## TASK TO CARRY OUT
Set down each line of the material that follows, exactly, with no pictures.
*-*-*
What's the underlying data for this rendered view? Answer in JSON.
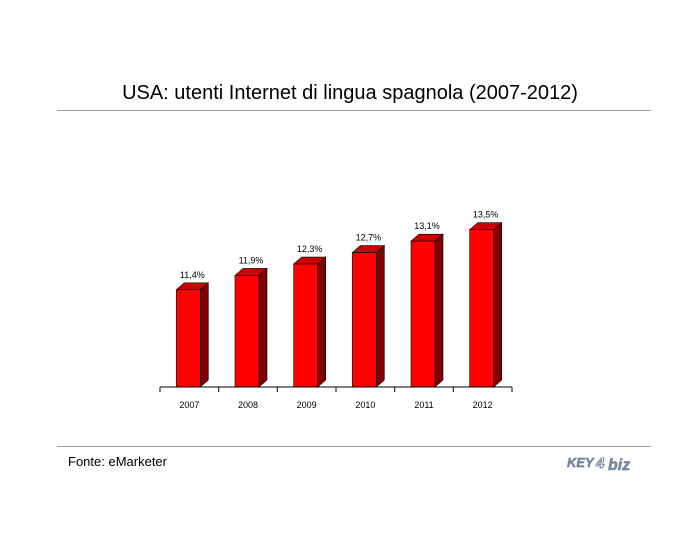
{
  "title": "USA: utenti Internet di lingua spagnola (2007-2012)",
  "source": "Fonte: eMarketer",
  "logo": {
    "text_left": "KEY",
    "text_mid": "4",
    "text_right": "biz"
  },
  "colors": {
    "bar_front": "#ff0000",
    "bar_side": "#800000",
    "bar_top": "#cc0000",
    "axis": "#000000"
  },
  "chart_data": {
    "type": "bar",
    "title": "USA: utenti Internet di lingua spagnola (2007-2012)",
    "categories": [
      "2007",
      "2008",
      "2009",
      "2010",
      "2011",
      "2012"
    ],
    "values": [
      11.4,
      11.9,
      12.3,
      12.7,
      13.1,
      13.5
    ],
    "labels": [
      "11,4%",
      "11,9%",
      "12,3%",
      "12,7%",
      "13,1%",
      "13,5%"
    ],
    "xlabel": "",
    "ylabel": "",
    "grid": false,
    "legend": "none"
  }
}
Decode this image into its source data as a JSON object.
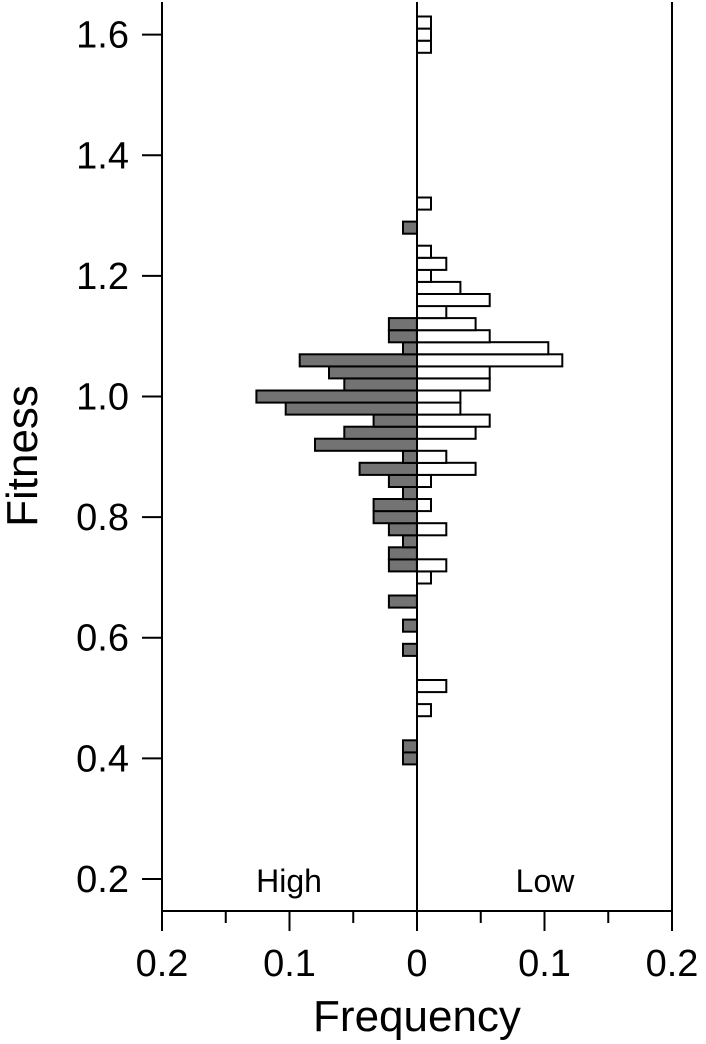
{
  "chart_data": {
    "type": "bar",
    "orientation": "horizontal",
    "layout": "back-to-back histogram",
    "ylabel": "Fitness",
    "xlabel": "Frequency",
    "ylim": [
      0.15,
      1.66
    ],
    "xlim_each_side": [
      0,
      0.2
    ],
    "y_ticks": [
      0.2,
      0.4,
      0.6,
      0.8,
      1.0,
      1.2,
      1.4,
      1.6
    ],
    "y_tick_labels": [
      "0.2",
      "0.4",
      "0.6",
      "0.8",
      "1.0",
      "1.2",
      "1.4",
      "1.6"
    ],
    "x_tick_labels": [
      {
        "label": "0.2",
        "value": -0.2
      },
      {
        "label": "0.1",
        "value": -0.1
      },
      {
        "label": "0",
        "value": 0
      },
      {
        "label": "0.1",
        "value": 0.1
      },
      {
        "label": "0.2",
        "value": 0.2
      }
    ],
    "x_minor_ticks": [
      -0.15,
      -0.05,
      0.05,
      0.15
    ],
    "bin_width": 0.02,
    "grid": false,
    "legend": "none",
    "series": [
      {
        "name": "High",
        "side": "left",
        "color": "#737373",
        "bins": [
          {
            "y": 0.4,
            "value": 0.011
          },
          {
            "y": 0.42,
            "value": 0.011
          },
          {
            "y": 0.58,
            "value": 0.011
          },
          {
            "y": 0.62,
            "value": 0.011
          },
          {
            "y": 0.66,
            "value": 0.022
          },
          {
            "y": 0.72,
            "value": 0.022
          },
          {
            "y": 0.74,
            "value": 0.022
          },
          {
            "y": 0.76,
            "value": 0.011
          },
          {
            "y": 0.78,
            "value": 0.022
          },
          {
            "y": 0.8,
            "value": 0.034
          },
          {
            "y": 0.82,
            "value": 0.034
          },
          {
            "y": 0.84,
            "value": 0.011
          },
          {
            "y": 0.86,
            "value": 0.022
          },
          {
            "y": 0.88,
            "value": 0.045
          },
          {
            "y": 0.9,
            "value": 0.011
          },
          {
            "y": 0.92,
            "value": 0.08
          },
          {
            "y": 0.94,
            "value": 0.057
          },
          {
            "y": 0.96,
            "value": 0.034
          },
          {
            "y": 0.98,
            "value": 0.103
          },
          {
            "y": 1.0,
            "value": 0.126
          },
          {
            "y": 1.02,
            "value": 0.057
          },
          {
            "y": 1.04,
            "value": 0.069
          },
          {
            "y": 1.06,
            "value": 0.092
          },
          {
            "y": 1.08,
            "value": 0.011
          },
          {
            "y": 1.1,
            "value": 0.022
          },
          {
            "y": 1.12,
            "value": 0.022
          },
          {
            "y": 1.28,
            "value": 0.011
          }
        ]
      },
      {
        "name": "Low",
        "side": "right",
        "color": "#ffffff",
        "bins": [
          {
            "y": 0.48,
            "value": 0.011
          },
          {
            "y": 0.52,
            "value": 0.023
          },
          {
            "y": 0.7,
            "value": 0.011
          },
          {
            "y": 0.72,
            "value": 0.023
          },
          {
            "y": 0.78,
            "value": 0.023
          },
          {
            "y": 0.82,
            "value": 0.011
          },
          {
            "y": 0.86,
            "value": 0.011
          },
          {
            "y": 0.88,
            "value": 0.046
          },
          {
            "y": 0.9,
            "value": 0.023
          },
          {
            "y": 0.94,
            "value": 0.046
          },
          {
            "y": 0.96,
            "value": 0.057
          },
          {
            "y": 0.98,
            "value": 0.034
          },
          {
            "y": 1.0,
            "value": 0.034
          },
          {
            "y": 1.02,
            "value": 0.057
          },
          {
            "y": 1.04,
            "value": 0.057
          },
          {
            "y": 1.06,
            "value": 0.114
          },
          {
            "y": 1.08,
            "value": 0.103
          },
          {
            "y": 1.1,
            "value": 0.057
          },
          {
            "y": 1.12,
            "value": 0.046
          },
          {
            "y": 1.14,
            "value": 0.023
          },
          {
            "y": 1.16,
            "value": 0.057
          },
          {
            "y": 1.18,
            "value": 0.034
          },
          {
            "y": 1.2,
            "value": 0.011
          },
          {
            "y": 1.22,
            "value": 0.023
          },
          {
            "y": 1.24,
            "value": 0.011
          },
          {
            "y": 1.32,
            "value": 0.011
          },
          {
            "y": 1.58,
            "value": 0.011
          },
          {
            "y": 1.6,
            "value": 0.011
          },
          {
            "y": 1.62,
            "value": 0.011
          }
        ]
      }
    ]
  }
}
*-*-*
## CORRECT RESULT
What's the underlying data for this rendered view? Answer in JSON.
{
  "title": "USA: utenti Internet di lingua spagnola (2007-2012)",
  "source": "Fonte: eMarketer",
  "logo": {
    "text_left": "KEY",
    "text_mid": "4",
    "text_right": "biz"
  },
  "colors": {
    "bar_front": "#ff0000",
    "bar_side": "#800000",
    "bar_top": "#cc0000",
    "axis": "#000000"
  },
  "chart_data": {
    "type": "bar",
    "title": "USA: utenti Internet di lingua spagnola (2007-2012)",
    "categories": [
      "2007",
      "2008",
      "2009",
      "2010",
      "2011",
      "2012"
    ],
    "values": [
      11.4,
      11.9,
      12.3,
      12.7,
      13.1,
      13.5
    ],
    "labels": [
      "11,4%",
      "11,9%",
      "12,3%",
      "12,7%",
      "13,1%",
      "13,5%"
    ],
    "xlabel": "",
    "ylabel": "",
    "grid": false,
    "legend": "none"
  }
}
Decode this image into its source data as a JSON object.
{
  "chart_data": {
    "type": "bar",
    "orientation": "horizontal",
    "layout": "back-to-back histogram",
    "ylabel": "Fitness",
    "xlabel": "Frequency",
    "ylim": [
      0.15,
      1.66
    ],
    "xlim_each_side": [
      0,
      0.2
    ],
    "y_ticks": [
      0.2,
      0.4,
      0.6,
      0.8,
      1.0,
      1.2,
      1.4,
      1.6
    ],
    "y_tick_labels": [
      "0.2",
      "0.4",
      "0.6",
      "0.8",
      "1.0",
      "1.2",
      "1.4",
      "1.6"
    ],
    "x_tick_labels": [
      {
        "label": "0.2",
        "value": -0.2
      },
      {
        "label": "0.1",
        "value": -0.1
      },
      {
        "label": "0",
        "value": 0
      },
      {
        "label": "0.1",
        "value": 0.1
      },
      {
        "label": "0.2",
        "value": 0.2
      }
    ],
    "x_minor_ticks": [
      -0.15,
      -0.05,
      0.05,
      0.15
    ],
    "bin_width": 0.02,
    "grid": false,
    "legend": "none",
    "series": [
      {
        "name": "High",
        "side": "left",
        "color": "#737373",
        "bins": [
          {
            "y": 0.4,
            "value": 0.011
          },
          {
            "y": 0.42,
            "value": 0.011
          },
          {
            "y": 0.58,
            "value": 0.011
          },
          {
            "y": 0.62,
            "value": 0.011
          },
          {
            "y": 0.66,
            "value": 0.022
          },
          {
            "y": 0.72,
            "value": 0.022
          },
          {
            "y": 0.74,
            "value": 0.022
          },
          {
            "y": 0.76,
            "value": 0.011
          },
          {
            "y": 0.78,
            "value": 0.022
          },
          {
            "y": 0.8,
            "value": 0.034
          },
          {
            "y": 0.82,
            "value": 0.034
          },
          {
            "y": 0.84,
            "value": 0.011
          },
          {
            "y": 0.86,
            "value": 0.022
          },
          {
            "y": 0.88,
            "value": 0.045
          },
          {
            "y": 0.9,
            "value": 0.011
          },
          {
            "y": 0.92,
            "value": 0.08
          },
          {
            "y": 0.94,
            "value": 0.057
          },
          {
            "y": 0.96,
            "value": 0.034
          },
          {
            "y": 0.98,
            "value": 0.103
          },
          {
            "y": 1.0,
            "value": 0.126
          },
          {
            "y": 1.02,
            "value": 0.057
          },
          {
            "y": 1.04,
            "value": 0.069
          },
          {
            "y": 1.06,
            "value": 0.092
          },
          {
            "y": 1.08,
            "value": 0.011
          },
          {
            "y": 1.1,
            "value": 0.022
          },
          {
            "y": 1.12,
            "value": 0.022
          },
          {
            "y": 1.28,
            "value": 0.011
          }
        ]
      },
      {
        "name": "Low",
        "side": "right",
        "color": "#ffffff",
        "bins": [
          {
            "y": 0.48,
            "value": 0.011
          },
          {
            "y": 0.52,
            "value": 0.023
          },
          {
            "y": 0.7,
            "value": 0.011
          },
          {
            "y": 0.72,
            "value": 0.023
          },
          {
            "y": 0.78,
            "value": 0.023
          },
          {
            "y": 0.82,
            "value": 0.011
          },
          {
            "y": 0.86,
            "value": 0.011
          },
          {
            "y": 0.88,
            "value": 0.046
          },
          {
            "y": 0.9,
            "value": 0.023
          },
          {
            "y": 0.94,
            "value": 0.046
          },
          {
            "y": 0.96,
            "value": 0.057
          },
          {
            "y": 0.98,
            "value": 0.034
          },
          {
            "y": 1.0,
            "value": 0.034
          },
          {
            "y": 1.02,
            "value": 0.057
          },
          {
            "y": 1.04,
            "value": 0.057
          },
          {
            "y": 1.06,
            "value": 0.114
          },
          {
            "y": 1.08,
            "value": 0.103
          },
          {
            "y": 1.1,
            "value": 0.057
          },
          {
            "y": 1.12,
            "value": 0.046
          },
          {
            "y": 1.14,
            "value": 0.023
          },
          {
            "y": 1.16,
            "value": 0.057
          },
          {
            "y": 1.18,
            "value": 0.034
          },
          {
            "y": 1.2,
            "value": 0.011
          },
          {
            "y": 1.22,
            "value": 0.023
          },
          {
            "y": 1.24,
            "value": 0.011
          },
          {
            "y": 1.32,
            "value": 0.011
          },
          {
            "y": 1.58,
            "value": 0.011
          },
          {
            "y": 1.6,
            "value": 0.011
          },
          {
            "y": 1.62,
            "value": 0.011
          }
        ]
      }
    ]
  }
}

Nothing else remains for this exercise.